→ EXERCISE OBJECTIVE: Extract the lines beginning at the one that holds "Transcribe the text in this document." and ending at the final line of the material below, keeping them exact and leaving out all pictures.

* BEGIN RAW RECORDS *

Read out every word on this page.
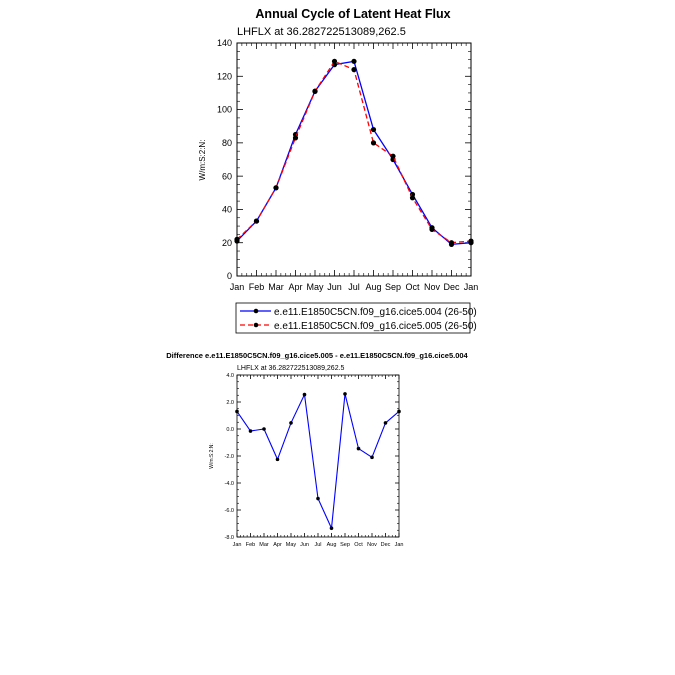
Annual Cycle of Latent Heat Flux
LHFLX at 36.282722513089,262.5
W/m:S:2:N:
0
20
40
60
80
100
120
140
Jan Feb Mar Apr May Jun Jul Aug Sep Oct Nov Dec Jan
e.e11.E1850C5CN.f09_g16.cice5.004 (26-50)
e.e11.E1850C5CN.f09_g16.cice5.005 (26-50)
Difference e.e11.E1850C5CN.f09_g16.cice5.005 - e.e11.E1850C5CN.f09_g16.cice5.004
LHFLX at 36.282722513089,262.5
W/m:S:2:N:
-8.0
-6.0
-4.0
-2.0
0.0
2.0
4.0
Jan Feb Mar Apr May Jun Jul Aug Sep Oct Nov Dec Jan
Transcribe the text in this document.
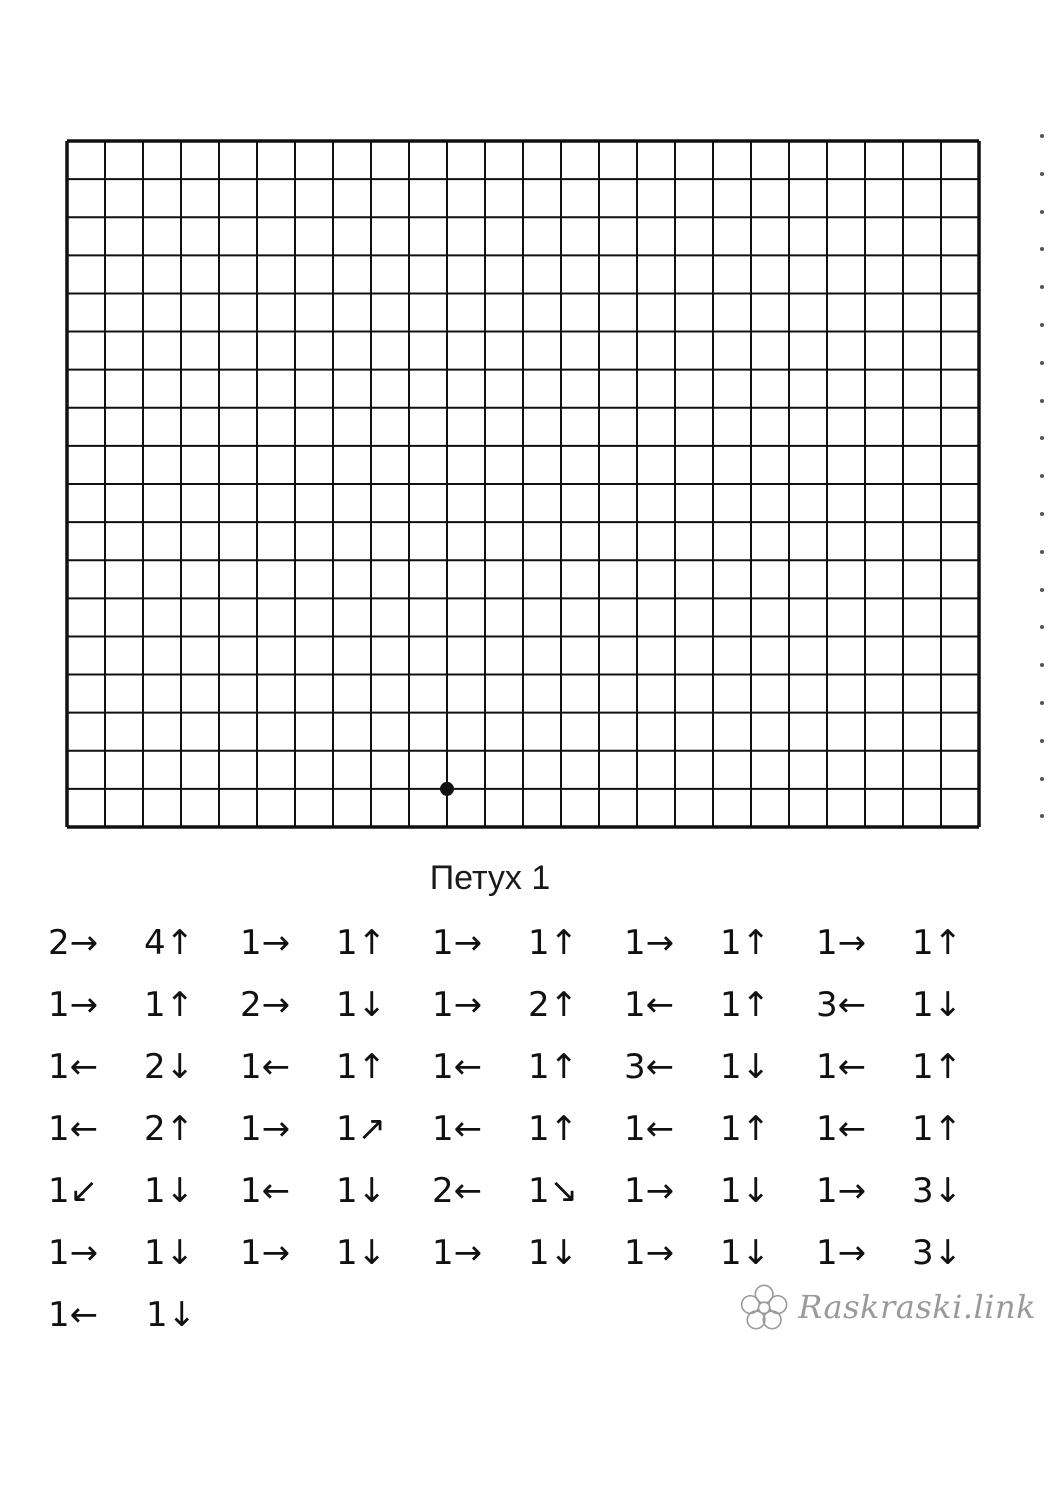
Петух 1
2→	4↑	1→	1↑	1→	1↑	1→	1↑	1→	1↑
1→	1↑	2→	1↓	1→	2↑	1←	1↑	3←	1↓
1←	2↓	1←	1↑	1←	1↑	3←	1↓	1←	1↑
1←	2↑	1→	1↗	1←	1↑	1←	1↑	1←	1↑
1↙	1↓	1←	1↓	2←	1↘	1→	1↓	1→	3↓
1→	1↓	1→	1↓	1→	1↓	1→	1↓	1→	3↓
1←	1↓	Raskraski.link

* END RAW RECORDS *

→ CORRECT OUTPUT:
Transcribe the text in this document.
Петух 1
2→	4↑	1→	1↑	1→	1↑	1→	1↑	1→	1↑
1→	1↑	2→	1↓	1→	2↑	1←	1↑	3←	1↓
1←	2↓	1←	1↑	1←	1↑	3←	1↓	1←	1↑
1←	2↑	1→	1↗	1←	1↑	1←	1↑	1←	1↑
1↙	1↓	1←	1↓	2←	1↘	1→	1↓	1→	3↓
1→	1↓	1→	1↓	1→	1↓	1→	1↓	1→	3↓
1←	1↓	Raskraski.link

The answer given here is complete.